═══ Materials provided

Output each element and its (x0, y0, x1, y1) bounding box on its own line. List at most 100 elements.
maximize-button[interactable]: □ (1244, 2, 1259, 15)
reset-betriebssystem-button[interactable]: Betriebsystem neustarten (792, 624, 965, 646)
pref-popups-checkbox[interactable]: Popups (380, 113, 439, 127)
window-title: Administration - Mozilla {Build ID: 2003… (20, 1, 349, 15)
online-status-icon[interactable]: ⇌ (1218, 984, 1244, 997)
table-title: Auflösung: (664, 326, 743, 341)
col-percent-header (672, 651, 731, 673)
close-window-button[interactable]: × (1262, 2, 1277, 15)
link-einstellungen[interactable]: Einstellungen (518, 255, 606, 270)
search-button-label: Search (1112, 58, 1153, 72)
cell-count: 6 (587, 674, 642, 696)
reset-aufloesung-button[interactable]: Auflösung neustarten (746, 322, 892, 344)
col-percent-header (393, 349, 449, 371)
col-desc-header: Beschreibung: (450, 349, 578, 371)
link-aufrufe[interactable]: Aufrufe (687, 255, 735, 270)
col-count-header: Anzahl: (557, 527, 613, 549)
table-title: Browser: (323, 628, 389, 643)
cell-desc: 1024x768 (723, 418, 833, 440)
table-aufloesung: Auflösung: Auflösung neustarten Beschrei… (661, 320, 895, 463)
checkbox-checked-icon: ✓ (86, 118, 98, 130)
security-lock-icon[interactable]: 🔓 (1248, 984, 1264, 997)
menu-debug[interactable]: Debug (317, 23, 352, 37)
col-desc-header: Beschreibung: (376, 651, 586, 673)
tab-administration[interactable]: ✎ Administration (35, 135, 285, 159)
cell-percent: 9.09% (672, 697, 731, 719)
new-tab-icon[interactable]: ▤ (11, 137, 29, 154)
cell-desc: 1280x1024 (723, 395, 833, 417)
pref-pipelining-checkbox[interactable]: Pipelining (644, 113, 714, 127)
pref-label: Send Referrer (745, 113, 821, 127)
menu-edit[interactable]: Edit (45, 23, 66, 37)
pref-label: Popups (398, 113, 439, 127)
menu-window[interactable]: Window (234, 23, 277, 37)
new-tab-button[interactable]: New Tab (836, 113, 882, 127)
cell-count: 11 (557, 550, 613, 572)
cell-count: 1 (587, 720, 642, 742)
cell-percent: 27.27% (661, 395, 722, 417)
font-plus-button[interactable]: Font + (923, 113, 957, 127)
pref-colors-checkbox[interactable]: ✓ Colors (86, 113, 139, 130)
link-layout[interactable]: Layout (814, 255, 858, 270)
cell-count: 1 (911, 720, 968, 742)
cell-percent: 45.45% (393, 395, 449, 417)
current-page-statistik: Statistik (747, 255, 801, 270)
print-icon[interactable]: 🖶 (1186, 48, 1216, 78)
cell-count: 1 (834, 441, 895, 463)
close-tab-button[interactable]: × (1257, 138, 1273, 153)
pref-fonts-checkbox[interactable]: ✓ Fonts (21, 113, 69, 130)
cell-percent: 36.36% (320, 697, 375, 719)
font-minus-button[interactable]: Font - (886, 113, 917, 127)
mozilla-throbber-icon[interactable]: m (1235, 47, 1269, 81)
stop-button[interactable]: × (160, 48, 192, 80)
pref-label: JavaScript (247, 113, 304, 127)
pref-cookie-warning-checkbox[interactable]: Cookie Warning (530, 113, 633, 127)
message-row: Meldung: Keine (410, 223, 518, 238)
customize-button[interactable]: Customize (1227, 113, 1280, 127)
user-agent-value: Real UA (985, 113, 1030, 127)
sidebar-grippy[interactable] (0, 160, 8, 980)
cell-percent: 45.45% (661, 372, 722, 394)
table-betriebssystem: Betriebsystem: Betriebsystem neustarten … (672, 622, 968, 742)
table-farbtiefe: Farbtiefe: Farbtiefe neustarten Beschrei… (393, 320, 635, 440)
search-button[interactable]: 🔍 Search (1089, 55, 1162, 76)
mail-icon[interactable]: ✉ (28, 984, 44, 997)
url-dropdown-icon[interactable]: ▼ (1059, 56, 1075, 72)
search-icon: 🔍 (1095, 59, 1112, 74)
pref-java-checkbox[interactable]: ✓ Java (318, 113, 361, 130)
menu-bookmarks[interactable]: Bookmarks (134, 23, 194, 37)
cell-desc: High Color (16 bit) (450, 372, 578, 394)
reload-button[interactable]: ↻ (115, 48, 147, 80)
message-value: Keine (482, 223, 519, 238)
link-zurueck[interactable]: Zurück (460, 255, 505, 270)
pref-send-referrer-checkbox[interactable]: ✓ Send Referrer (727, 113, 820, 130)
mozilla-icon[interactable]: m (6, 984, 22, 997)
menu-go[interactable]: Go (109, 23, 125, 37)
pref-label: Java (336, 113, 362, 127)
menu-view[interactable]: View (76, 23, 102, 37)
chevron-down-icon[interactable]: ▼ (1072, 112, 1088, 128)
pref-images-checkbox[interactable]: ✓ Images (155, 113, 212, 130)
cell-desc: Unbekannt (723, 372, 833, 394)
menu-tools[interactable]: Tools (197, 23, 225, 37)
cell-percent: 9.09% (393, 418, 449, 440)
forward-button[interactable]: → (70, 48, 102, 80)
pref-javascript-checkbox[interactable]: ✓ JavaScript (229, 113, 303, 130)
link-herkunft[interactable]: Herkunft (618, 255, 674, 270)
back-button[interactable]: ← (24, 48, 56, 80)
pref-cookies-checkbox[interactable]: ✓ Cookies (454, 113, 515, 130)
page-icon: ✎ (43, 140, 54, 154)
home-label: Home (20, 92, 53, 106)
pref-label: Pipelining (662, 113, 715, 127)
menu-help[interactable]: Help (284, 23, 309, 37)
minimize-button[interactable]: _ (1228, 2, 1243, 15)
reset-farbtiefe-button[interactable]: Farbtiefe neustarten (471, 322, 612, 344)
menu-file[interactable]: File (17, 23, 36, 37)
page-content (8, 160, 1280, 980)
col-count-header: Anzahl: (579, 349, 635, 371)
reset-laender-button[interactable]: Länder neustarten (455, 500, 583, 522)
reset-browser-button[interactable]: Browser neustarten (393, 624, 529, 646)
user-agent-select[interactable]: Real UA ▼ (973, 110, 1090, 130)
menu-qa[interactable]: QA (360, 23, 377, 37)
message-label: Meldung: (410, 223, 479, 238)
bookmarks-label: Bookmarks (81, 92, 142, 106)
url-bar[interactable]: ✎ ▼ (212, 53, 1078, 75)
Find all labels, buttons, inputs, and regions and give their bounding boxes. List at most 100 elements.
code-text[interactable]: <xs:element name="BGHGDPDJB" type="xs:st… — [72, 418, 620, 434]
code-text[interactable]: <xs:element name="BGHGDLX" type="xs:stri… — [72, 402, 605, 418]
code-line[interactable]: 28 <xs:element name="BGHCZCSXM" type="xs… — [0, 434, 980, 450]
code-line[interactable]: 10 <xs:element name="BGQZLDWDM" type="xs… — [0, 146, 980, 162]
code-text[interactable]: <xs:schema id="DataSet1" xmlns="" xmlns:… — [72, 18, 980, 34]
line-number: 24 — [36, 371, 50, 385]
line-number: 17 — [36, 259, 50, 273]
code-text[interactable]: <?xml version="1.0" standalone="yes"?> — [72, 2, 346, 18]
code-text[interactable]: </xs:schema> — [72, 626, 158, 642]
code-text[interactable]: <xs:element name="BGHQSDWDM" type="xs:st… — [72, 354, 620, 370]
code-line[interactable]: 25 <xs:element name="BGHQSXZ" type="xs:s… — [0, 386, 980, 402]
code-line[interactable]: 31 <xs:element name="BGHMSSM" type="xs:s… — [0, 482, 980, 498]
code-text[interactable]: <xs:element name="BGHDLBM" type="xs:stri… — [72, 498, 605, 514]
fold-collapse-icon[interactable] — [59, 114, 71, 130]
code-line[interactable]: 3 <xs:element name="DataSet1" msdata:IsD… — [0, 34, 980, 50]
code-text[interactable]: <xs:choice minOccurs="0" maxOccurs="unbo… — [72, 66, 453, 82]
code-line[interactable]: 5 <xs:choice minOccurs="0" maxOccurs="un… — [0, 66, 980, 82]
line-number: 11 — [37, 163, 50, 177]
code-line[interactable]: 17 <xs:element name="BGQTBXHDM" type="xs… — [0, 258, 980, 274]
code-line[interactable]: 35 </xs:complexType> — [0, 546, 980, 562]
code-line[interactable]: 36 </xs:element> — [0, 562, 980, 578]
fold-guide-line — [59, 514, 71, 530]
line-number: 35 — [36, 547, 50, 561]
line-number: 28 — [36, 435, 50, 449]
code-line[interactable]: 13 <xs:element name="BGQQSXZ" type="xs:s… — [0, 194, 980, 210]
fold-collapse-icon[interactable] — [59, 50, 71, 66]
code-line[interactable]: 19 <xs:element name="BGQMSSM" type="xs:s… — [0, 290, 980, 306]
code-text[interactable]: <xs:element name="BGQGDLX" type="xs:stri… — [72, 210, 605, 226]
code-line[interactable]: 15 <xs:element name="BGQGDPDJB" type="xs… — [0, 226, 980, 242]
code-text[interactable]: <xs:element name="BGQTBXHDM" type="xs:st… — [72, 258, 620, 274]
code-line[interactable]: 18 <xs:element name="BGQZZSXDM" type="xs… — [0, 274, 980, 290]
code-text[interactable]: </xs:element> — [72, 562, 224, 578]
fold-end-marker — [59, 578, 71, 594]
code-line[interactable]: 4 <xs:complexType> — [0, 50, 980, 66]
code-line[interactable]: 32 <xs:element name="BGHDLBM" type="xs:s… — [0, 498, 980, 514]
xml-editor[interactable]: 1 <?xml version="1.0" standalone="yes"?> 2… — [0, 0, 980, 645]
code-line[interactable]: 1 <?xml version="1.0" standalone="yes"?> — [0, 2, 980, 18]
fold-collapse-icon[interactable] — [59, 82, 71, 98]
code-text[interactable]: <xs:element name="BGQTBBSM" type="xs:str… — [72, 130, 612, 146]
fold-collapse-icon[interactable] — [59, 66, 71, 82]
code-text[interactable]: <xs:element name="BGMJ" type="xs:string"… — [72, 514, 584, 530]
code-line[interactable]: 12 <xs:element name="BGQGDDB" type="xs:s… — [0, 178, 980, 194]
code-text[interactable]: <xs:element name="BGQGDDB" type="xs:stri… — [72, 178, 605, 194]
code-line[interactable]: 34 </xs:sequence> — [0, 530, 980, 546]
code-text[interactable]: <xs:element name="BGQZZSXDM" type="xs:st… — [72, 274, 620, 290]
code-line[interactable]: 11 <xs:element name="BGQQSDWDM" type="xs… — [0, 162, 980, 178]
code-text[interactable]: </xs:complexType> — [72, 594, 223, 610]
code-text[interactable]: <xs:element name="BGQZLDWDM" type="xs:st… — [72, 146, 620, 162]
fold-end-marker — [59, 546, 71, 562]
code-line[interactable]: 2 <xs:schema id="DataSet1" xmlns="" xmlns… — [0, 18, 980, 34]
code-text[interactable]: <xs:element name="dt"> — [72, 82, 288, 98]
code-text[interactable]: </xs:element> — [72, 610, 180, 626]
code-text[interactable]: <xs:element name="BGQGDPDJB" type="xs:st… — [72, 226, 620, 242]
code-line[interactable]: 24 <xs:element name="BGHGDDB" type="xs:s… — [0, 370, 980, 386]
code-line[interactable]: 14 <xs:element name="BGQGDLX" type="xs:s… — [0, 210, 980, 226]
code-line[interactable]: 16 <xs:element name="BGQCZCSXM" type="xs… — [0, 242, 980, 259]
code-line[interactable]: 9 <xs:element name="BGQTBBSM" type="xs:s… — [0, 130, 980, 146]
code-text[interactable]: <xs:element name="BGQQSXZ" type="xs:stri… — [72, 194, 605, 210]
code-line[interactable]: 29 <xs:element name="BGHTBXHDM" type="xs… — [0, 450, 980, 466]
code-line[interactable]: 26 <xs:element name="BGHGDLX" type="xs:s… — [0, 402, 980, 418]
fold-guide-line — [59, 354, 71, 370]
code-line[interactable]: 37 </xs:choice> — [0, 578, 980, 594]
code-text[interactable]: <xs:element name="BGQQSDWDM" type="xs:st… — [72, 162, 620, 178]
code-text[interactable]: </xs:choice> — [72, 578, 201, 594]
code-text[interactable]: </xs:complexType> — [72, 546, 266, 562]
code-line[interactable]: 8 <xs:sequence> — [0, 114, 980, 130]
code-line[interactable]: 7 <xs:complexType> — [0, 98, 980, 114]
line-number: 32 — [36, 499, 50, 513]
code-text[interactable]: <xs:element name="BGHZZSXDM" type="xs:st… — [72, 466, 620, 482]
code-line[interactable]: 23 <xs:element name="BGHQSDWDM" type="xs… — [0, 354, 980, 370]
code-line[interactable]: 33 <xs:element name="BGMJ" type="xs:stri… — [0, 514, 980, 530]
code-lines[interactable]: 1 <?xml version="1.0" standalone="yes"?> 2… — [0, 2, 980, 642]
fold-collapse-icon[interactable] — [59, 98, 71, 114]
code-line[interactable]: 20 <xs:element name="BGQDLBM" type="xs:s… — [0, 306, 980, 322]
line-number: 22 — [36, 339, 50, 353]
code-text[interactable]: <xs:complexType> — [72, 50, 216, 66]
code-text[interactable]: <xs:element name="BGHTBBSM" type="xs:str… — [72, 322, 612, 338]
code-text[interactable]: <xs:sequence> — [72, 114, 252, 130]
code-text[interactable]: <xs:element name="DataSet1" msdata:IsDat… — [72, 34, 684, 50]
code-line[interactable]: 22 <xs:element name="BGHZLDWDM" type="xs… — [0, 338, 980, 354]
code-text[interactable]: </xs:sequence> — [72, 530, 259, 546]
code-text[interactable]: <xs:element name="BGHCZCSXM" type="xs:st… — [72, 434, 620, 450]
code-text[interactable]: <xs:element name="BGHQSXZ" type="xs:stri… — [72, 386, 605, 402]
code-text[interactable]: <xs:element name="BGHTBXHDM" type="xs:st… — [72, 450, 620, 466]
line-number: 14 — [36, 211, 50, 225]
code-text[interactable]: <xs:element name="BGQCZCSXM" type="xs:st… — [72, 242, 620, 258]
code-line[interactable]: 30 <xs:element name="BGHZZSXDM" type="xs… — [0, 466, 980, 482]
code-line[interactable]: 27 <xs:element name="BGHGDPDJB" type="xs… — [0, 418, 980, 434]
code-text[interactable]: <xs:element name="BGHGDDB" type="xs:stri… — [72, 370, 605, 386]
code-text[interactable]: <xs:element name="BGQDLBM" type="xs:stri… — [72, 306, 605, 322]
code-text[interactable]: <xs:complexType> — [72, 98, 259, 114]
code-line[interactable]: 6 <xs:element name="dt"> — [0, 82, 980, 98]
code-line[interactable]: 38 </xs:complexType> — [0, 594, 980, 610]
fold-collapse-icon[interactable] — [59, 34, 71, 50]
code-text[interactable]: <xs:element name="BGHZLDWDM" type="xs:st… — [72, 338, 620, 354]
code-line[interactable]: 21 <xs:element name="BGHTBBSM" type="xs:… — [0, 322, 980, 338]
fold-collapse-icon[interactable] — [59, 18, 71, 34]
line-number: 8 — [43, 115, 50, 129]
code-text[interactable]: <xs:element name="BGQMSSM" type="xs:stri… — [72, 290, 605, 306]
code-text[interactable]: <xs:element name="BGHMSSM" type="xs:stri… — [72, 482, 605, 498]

══════

● **Aim**
Copy the data word for word, starting at its first line and ending with the line that contains "col-percent-header (393, 349, 449, 371)", with that line included.

● **Completed exercise**
Output each element and its (x0, y0, x1, y1) bounding box on its own line. List at most 100 elements.
maximize-button[interactable]: □ (1244, 2, 1259, 15)
reset-betriebssystem-button[interactable]: Betriebsystem neustarten (792, 624, 965, 646)
pref-popups-checkbox[interactable]: Popups (380, 113, 439, 127)
window-title: Administration - Mozilla {Build ID: 2003… (20, 1, 349, 15)
online-status-icon[interactable]: ⇌ (1218, 984, 1244, 997)
table-title: Auflösung: (664, 326, 743, 341)
col-percent-header (672, 651, 731, 673)
close-window-button[interactable]: × (1262, 2, 1277, 15)
link-einstellungen[interactable]: Einstellungen (518, 255, 606, 270)
search-button-label: Search (1112, 58, 1153, 72)
cell-count: 6 (587, 674, 642, 696)
reset-aufloesung-button[interactable]: Auflösung neustarten (746, 322, 892, 344)
col-percent-header (393, 349, 449, 371)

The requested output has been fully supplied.